#### RECORD SET

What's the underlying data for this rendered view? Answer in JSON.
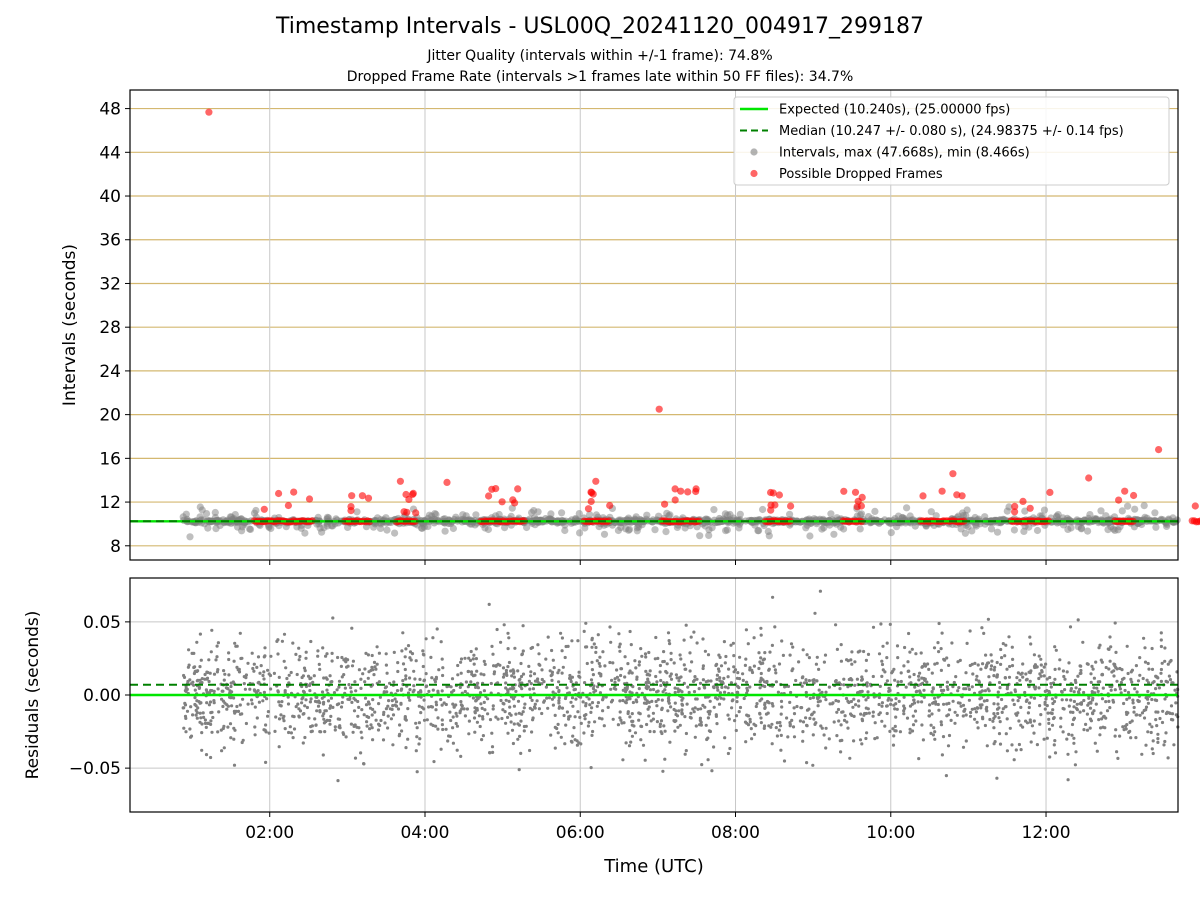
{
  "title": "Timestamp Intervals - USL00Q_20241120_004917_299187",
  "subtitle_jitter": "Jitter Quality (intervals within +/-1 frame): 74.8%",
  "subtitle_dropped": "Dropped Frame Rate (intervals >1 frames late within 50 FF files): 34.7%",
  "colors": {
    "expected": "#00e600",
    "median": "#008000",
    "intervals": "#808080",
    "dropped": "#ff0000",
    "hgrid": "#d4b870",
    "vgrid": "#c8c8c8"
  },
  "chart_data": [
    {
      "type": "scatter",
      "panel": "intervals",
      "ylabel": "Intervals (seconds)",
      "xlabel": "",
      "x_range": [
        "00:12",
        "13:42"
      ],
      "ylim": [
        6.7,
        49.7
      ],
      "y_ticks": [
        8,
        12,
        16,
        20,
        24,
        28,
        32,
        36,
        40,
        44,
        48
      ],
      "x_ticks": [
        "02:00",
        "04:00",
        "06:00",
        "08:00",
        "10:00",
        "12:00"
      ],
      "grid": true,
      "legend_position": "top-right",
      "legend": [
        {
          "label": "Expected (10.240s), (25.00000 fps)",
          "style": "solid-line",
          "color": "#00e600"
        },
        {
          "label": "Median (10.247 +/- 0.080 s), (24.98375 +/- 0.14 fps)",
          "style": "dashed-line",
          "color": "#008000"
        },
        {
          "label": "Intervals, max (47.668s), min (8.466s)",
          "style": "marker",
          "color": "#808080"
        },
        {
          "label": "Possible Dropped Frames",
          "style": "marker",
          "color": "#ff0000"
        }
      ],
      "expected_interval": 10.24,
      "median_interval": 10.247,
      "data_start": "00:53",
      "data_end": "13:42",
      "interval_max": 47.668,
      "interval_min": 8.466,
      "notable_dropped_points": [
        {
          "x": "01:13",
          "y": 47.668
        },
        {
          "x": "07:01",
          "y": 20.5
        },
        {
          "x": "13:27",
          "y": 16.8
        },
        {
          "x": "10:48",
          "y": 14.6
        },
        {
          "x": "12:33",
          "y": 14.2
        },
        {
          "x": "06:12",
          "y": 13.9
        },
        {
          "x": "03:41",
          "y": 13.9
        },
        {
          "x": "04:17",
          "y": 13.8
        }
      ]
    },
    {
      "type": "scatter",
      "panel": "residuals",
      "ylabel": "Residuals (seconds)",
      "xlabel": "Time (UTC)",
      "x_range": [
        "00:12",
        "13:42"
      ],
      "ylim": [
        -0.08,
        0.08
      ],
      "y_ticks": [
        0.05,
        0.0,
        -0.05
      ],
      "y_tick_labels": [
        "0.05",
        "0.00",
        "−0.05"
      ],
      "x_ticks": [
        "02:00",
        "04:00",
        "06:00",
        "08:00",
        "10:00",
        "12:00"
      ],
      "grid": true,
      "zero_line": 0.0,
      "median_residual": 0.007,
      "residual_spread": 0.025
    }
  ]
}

#### DO THIS
All of the data needs repeating exactly, but the pictures do not.

#### ANSWER FOR THE TASK
What's the underlying data for this rendered view? Answer in JSON.
{
  "title": "Timestamp Intervals - USL00Q_20241120_004917_299187",
  "subtitle_jitter": "Jitter Quality (intervals within +/-1 frame): 74.8%",
  "subtitle_dropped": "Dropped Frame Rate (intervals >1 frames late within 50 FF files): 34.7%",
  "colors": {
    "expected": "#00e600",
    "median": "#008000",
    "intervals": "#808080",
    "dropped": "#ff0000",
    "hgrid": "#d4b870",
    "vgrid": "#c8c8c8"
  },
  "chart_data": [
    {
      "type": "scatter",
      "panel": "intervals",
      "ylabel": "Intervals (seconds)",
      "xlabel": "",
      "x_range": [
        "00:12",
        "13:42"
      ],
      "ylim": [
        6.7,
        49.7
      ],
      "y_ticks": [
        8,
        12,
        16,
        20,
        24,
        28,
        32,
        36,
        40,
        44,
        48
      ],
      "x_ticks": [
        "02:00",
        "04:00",
        "06:00",
        "08:00",
        "10:00",
        "12:00"
      ],
      "grid": true,
      "legend_position": "top-right",
      "legend": [
        {
          "label": "Expected (10.240s), (25.00000 fps)",
          "style": "solid-line",
          "color": "#00e600"
        },
        {
          "label": "Median (10.247 +/- 0.080 s), (24.98375 +/- 0.14 fps)",
          "style": "dashed-line",
          "color": "#008000"
        },
        {
          "label": "Intervals, max (47.668s), min (8.466s)",
          "style": "marker",
          "color": "#808080"
        },
        {
          "label": "Possible Dropped Frames",
          "style": "marker",
          "color": "#ff0000"
        }
      ],
      "expected_interval": 10.24,
      "median_interval": 10.247,
      "data_start": "00:53",
      "data_end": "13:42",
      "interval_max": 47.668,
      "interval_min": 8.466,
      "notable_dropped_points": [
        {
          "x": "01:13",
          "y": 47.668
        },
        {
          "x": "07:01",
          "y": 20.5
        },
        {
          "x": "13:27",
          "y": 16.8
        },
        {
          "x": "10:48",
          "y": 14.6
        },
        {
          "x": "12:33",
          "y": 14.2
        },
        {
          "x": "06:12",
          "y": 13.9
        },
        {
          "x": "03:41",
          "y": 13.9
        },
        {
          "x": "04:17",
          "y": 13.8
        }
      ]
    },
    {
      "type": "scatter",
      "panel": "residuals",
      "ylabel": "Residuals (seconds)",
      "xlabel": "Time (UTC)",
      "x_range": [
        "00:12",
        "13:42"
      ],
      "ylim": [
        -0.08,
        0.08
      ],
      "y_ticks": [
        0.05,
        0.0,
        -0.05
      ],
      "y_tick_labels": [
        "0.05",
        "0.00",
        "−0.05"
      ],
      "x_ticks": [
        "02:00",
        "04:00",
        "06:00",
        "08:00",
        "10:00",
        "12:00"
      ],
      "grid": true,
      "zero_line": 0.0,
      "median_residual": 0.007,
      "residual_spread": 0.025
    }
  ]
}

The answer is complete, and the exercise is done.